▸ EXERCISE REQUIREMENTS: Every line containing the word "endangered" needs to be found and copied.

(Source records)
========================
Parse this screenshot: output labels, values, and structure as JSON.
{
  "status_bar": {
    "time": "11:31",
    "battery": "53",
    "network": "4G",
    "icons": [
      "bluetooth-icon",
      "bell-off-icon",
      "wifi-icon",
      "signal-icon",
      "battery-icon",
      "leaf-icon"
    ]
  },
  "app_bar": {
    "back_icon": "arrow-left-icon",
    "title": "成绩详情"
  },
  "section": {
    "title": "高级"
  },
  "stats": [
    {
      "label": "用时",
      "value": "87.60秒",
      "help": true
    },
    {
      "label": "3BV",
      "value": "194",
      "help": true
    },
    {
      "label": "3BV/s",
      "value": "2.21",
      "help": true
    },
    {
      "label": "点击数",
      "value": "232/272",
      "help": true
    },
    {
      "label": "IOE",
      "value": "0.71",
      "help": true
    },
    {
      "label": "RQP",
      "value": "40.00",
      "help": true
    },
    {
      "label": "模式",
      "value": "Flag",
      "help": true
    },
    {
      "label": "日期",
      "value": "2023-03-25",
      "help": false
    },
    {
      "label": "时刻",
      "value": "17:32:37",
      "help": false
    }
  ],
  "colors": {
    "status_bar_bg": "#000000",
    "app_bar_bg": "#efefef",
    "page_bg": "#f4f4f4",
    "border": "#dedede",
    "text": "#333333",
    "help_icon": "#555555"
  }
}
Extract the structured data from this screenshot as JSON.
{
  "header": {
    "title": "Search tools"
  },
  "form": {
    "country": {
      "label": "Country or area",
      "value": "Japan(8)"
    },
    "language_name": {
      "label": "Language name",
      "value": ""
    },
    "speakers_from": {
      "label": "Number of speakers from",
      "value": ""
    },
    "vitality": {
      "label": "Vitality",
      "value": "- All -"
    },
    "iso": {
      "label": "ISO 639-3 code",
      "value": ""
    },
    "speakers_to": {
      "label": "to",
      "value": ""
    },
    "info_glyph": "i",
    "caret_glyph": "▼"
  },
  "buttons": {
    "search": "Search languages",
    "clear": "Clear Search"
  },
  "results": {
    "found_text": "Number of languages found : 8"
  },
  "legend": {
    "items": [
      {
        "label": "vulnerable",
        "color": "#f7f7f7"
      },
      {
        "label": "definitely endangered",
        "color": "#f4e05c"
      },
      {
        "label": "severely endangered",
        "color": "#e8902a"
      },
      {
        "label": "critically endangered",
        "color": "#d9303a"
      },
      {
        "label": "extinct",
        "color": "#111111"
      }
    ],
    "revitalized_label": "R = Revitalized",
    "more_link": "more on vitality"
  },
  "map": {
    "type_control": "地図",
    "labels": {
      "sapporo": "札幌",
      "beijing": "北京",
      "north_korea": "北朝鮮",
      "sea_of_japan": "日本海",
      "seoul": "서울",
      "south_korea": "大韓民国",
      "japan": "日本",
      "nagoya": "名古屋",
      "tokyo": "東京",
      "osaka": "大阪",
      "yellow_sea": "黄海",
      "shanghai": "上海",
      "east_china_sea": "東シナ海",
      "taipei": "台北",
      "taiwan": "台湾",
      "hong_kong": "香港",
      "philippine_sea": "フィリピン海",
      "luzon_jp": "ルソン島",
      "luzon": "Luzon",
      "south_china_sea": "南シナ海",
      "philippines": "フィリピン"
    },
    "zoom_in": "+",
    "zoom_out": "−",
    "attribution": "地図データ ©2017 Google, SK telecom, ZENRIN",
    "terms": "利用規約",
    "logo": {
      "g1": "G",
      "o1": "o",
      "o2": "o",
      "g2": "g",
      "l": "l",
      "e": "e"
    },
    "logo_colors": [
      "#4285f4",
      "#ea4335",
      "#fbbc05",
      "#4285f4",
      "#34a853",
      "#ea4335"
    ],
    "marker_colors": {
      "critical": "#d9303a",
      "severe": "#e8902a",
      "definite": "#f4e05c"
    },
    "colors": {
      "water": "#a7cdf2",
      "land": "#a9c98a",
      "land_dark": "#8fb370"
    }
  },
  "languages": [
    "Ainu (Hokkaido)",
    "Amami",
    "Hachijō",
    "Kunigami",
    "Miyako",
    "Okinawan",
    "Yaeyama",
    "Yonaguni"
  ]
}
========================
▸ REPLY:
        "label": "definitely endangered",
        "label": "severely endangered",
        "label": "critically endangered",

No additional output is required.